▶ [EXERCISE INSTRUCTIONS]:
Look below and pull out each line with the word "said".

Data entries
______

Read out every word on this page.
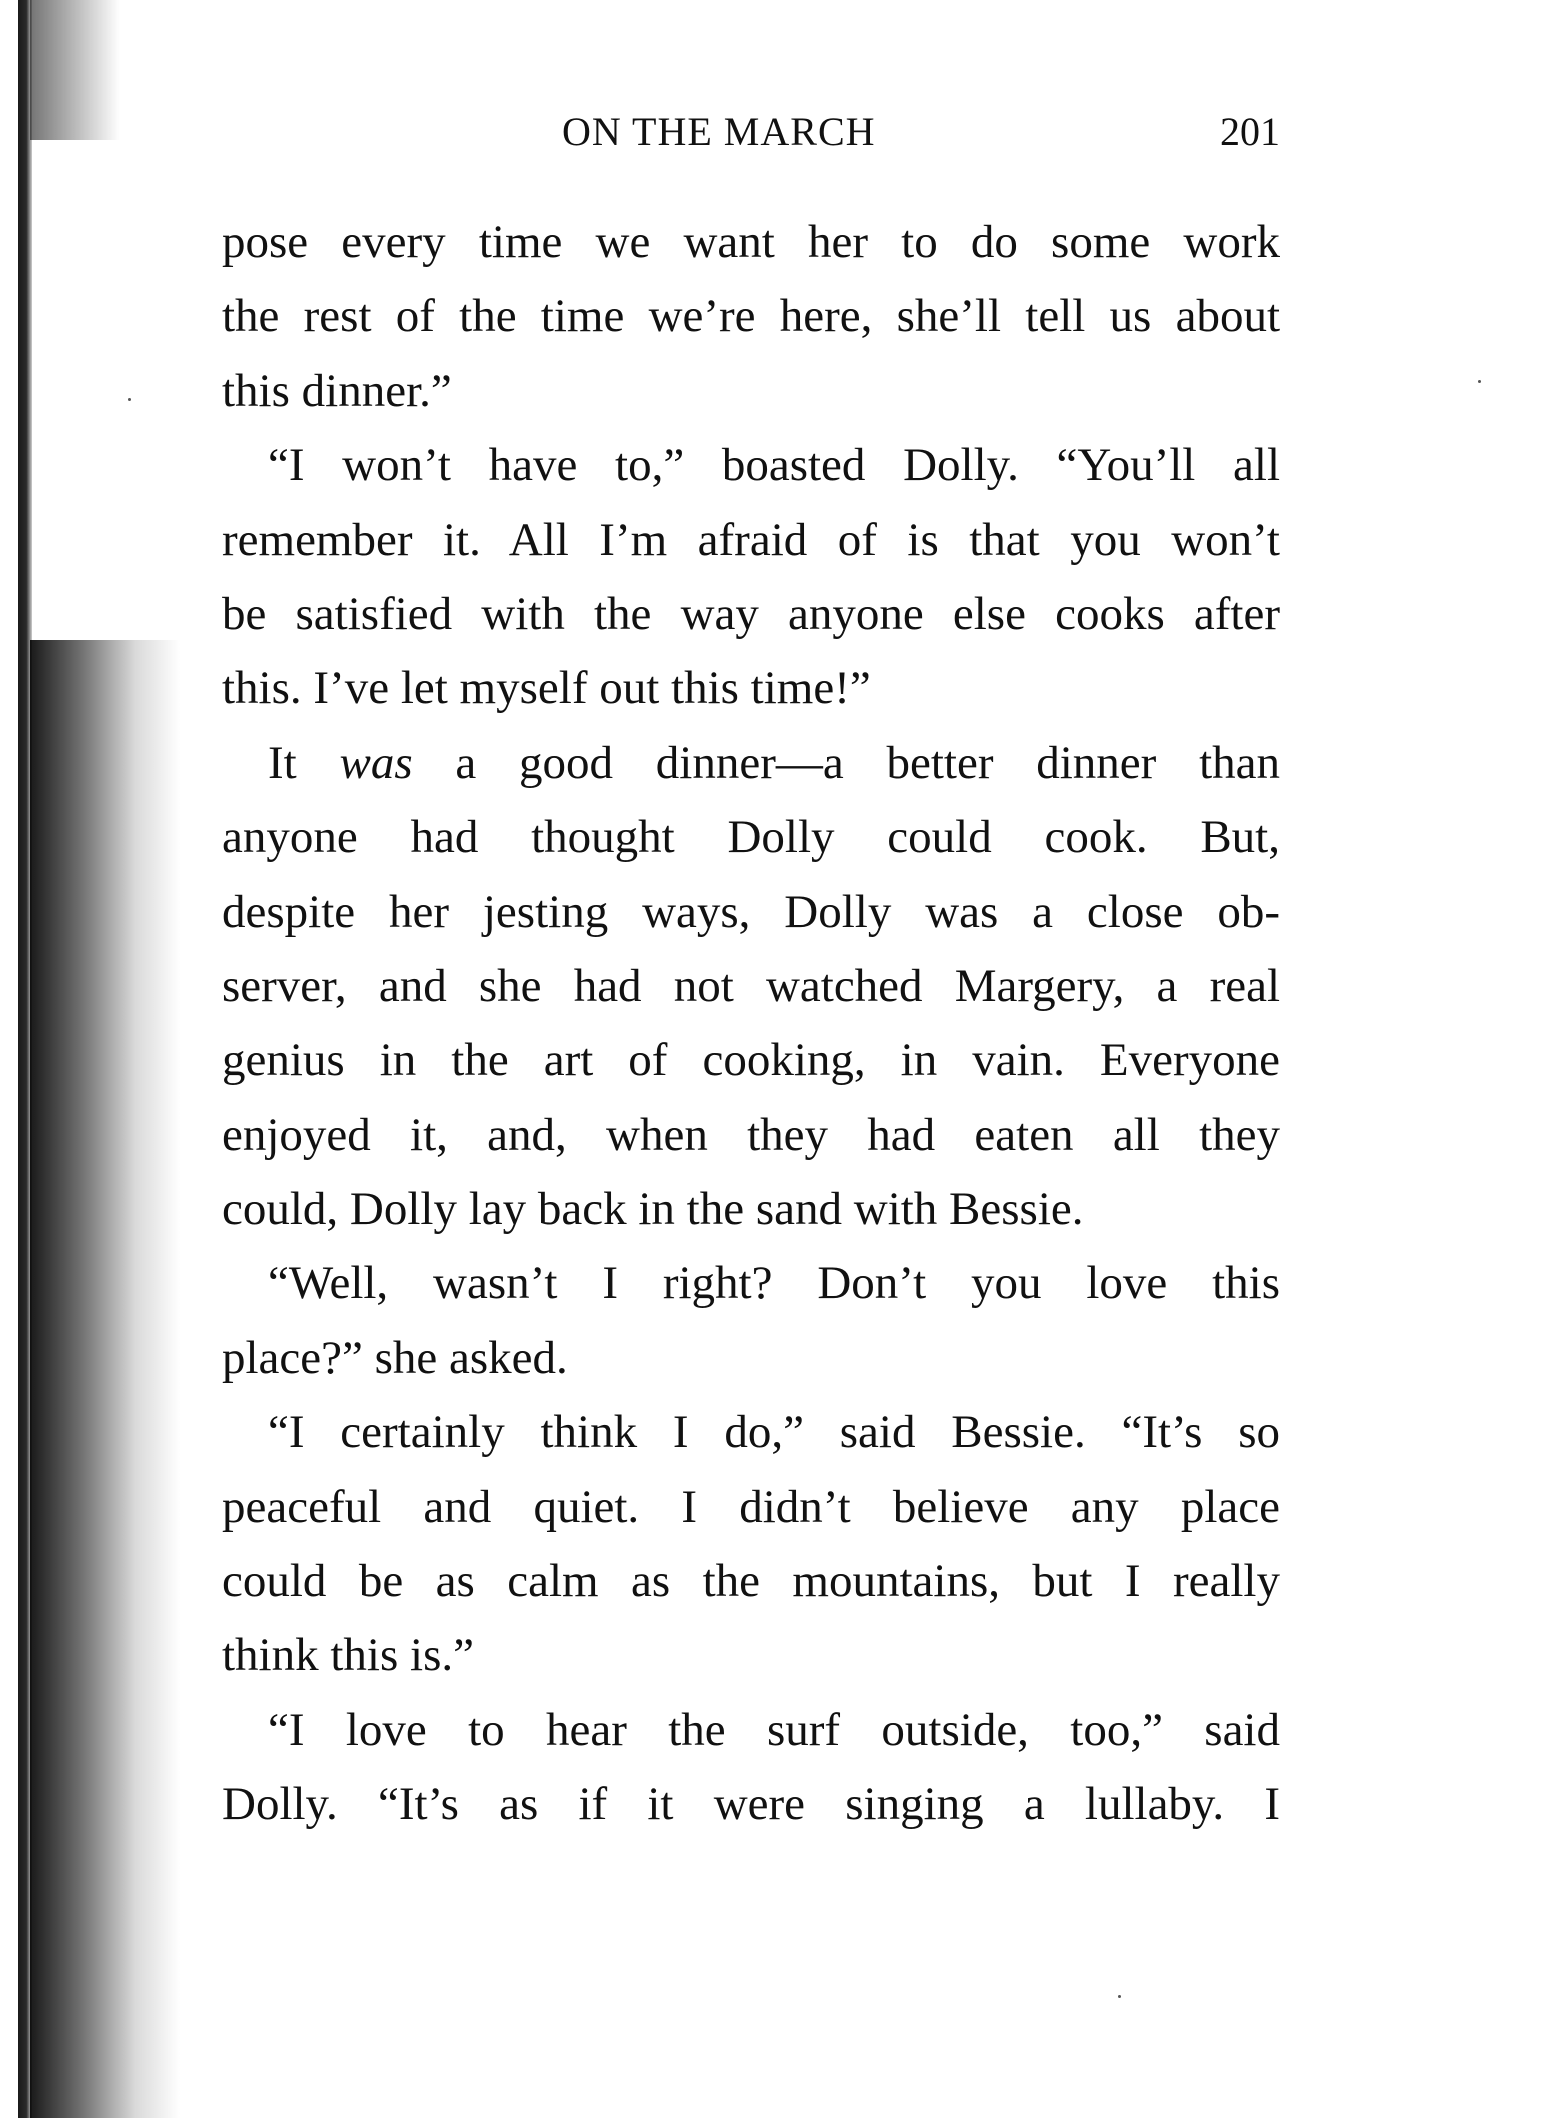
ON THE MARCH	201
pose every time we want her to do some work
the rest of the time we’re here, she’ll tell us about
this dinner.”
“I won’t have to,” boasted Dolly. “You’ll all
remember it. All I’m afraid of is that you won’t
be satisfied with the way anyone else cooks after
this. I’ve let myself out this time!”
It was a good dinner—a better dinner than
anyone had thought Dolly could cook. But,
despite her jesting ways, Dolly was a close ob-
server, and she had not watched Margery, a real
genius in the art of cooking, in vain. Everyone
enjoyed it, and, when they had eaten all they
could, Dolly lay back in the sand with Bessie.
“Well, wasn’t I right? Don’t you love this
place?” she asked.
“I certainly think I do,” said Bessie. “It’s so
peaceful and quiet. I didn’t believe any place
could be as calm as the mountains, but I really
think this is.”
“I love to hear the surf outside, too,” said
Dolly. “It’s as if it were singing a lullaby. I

______

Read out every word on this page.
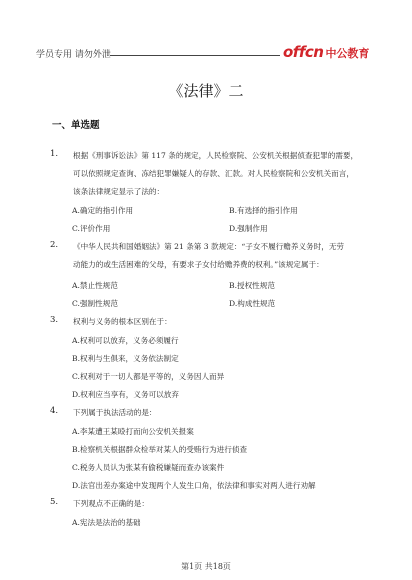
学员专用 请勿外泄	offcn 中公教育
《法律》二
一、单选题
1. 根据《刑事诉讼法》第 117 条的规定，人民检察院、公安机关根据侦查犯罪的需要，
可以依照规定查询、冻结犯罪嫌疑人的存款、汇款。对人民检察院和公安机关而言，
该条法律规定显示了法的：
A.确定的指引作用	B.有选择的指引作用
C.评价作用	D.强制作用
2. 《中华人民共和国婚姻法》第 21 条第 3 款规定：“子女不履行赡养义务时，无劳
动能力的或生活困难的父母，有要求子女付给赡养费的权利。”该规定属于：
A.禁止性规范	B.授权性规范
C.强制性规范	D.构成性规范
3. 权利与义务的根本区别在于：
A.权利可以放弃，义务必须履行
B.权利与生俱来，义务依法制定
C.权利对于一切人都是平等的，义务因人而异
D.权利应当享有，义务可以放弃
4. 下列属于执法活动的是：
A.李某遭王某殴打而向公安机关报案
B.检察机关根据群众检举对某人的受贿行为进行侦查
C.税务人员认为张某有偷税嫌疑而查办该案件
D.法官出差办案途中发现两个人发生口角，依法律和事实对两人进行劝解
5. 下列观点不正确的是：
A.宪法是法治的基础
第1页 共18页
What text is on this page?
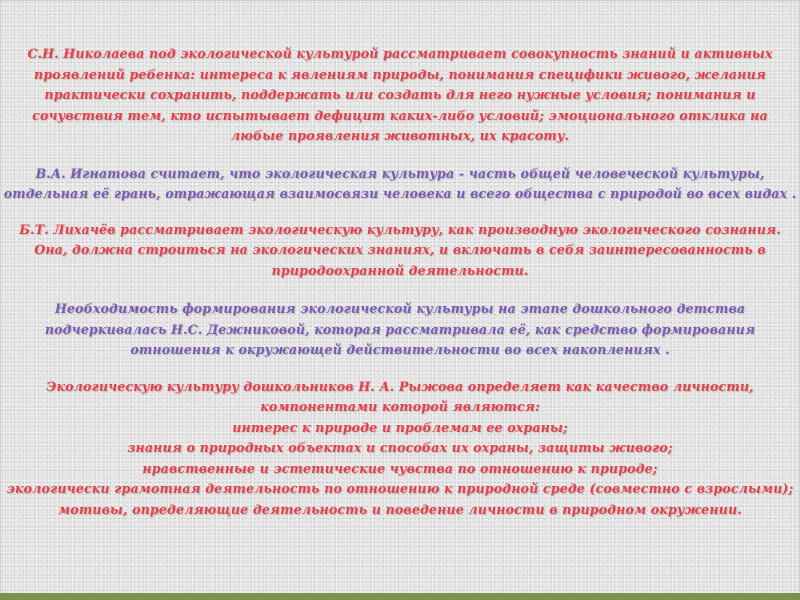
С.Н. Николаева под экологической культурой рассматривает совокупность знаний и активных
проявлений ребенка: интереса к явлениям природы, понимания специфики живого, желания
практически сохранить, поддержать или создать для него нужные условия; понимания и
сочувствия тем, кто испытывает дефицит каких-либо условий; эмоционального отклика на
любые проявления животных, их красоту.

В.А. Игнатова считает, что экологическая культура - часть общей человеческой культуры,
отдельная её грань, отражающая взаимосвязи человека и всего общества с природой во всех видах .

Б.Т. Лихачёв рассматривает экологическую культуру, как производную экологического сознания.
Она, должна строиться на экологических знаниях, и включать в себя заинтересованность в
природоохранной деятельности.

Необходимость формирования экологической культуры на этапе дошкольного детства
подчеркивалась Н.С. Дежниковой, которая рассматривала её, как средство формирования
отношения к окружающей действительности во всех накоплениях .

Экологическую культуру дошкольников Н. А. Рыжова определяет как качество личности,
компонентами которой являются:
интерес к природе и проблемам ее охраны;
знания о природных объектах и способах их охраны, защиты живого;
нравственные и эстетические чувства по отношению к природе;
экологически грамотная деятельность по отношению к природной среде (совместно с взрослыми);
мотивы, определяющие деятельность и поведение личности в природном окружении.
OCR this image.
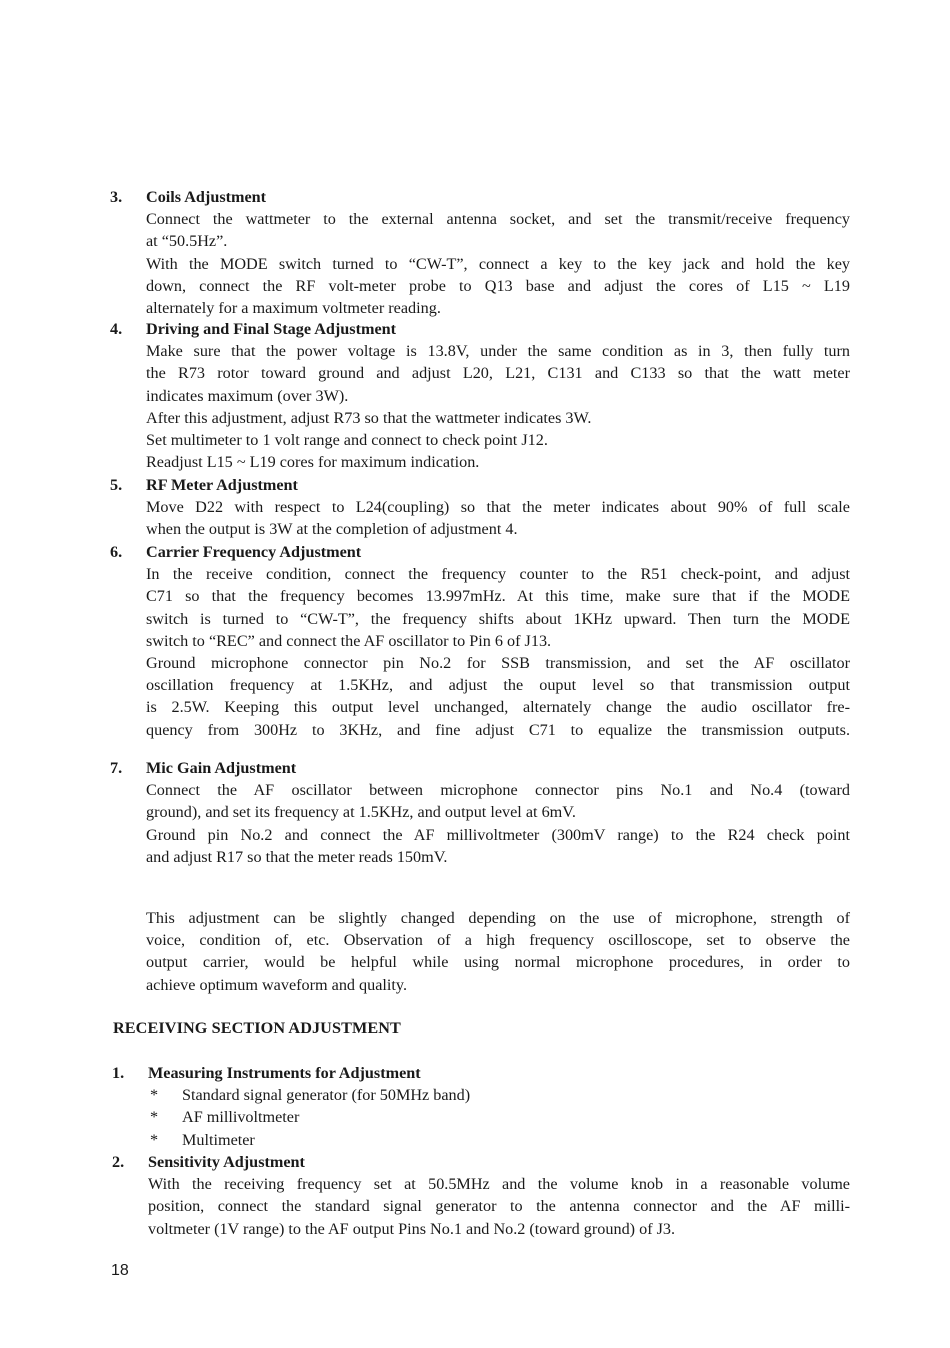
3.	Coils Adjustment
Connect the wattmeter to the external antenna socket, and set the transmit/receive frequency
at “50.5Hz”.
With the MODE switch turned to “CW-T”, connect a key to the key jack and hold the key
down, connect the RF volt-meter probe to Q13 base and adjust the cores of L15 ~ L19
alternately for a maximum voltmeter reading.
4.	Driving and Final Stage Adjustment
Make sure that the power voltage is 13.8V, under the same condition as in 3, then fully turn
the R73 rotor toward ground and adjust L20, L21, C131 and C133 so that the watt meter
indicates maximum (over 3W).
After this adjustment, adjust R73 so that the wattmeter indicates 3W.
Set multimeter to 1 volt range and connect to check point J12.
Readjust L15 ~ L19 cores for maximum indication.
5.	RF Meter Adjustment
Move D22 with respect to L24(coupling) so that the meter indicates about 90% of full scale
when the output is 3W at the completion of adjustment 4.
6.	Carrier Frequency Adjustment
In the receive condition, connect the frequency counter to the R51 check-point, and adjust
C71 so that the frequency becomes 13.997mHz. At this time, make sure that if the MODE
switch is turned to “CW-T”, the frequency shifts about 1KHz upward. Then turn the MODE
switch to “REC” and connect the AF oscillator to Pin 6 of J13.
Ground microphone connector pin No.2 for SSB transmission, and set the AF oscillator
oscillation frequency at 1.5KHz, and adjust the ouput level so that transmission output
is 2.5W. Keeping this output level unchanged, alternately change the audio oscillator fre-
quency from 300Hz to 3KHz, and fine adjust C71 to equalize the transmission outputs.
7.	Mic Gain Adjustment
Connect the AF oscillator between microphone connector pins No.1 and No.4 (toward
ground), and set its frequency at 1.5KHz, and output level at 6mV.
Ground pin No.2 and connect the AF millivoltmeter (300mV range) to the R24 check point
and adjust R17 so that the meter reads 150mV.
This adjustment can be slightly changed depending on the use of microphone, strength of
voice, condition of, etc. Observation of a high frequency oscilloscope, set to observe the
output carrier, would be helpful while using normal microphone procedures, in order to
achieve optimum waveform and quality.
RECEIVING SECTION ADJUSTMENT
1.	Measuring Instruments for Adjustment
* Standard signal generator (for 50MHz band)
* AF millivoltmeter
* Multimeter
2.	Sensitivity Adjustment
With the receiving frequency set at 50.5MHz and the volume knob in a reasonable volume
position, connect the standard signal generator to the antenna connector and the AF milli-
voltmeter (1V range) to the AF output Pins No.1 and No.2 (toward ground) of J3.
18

______

▶ [ANSWER IN FULL]:
“I certainly think I do,” said Bessie. “It’s so
“I love to hear the surf outside, too,” said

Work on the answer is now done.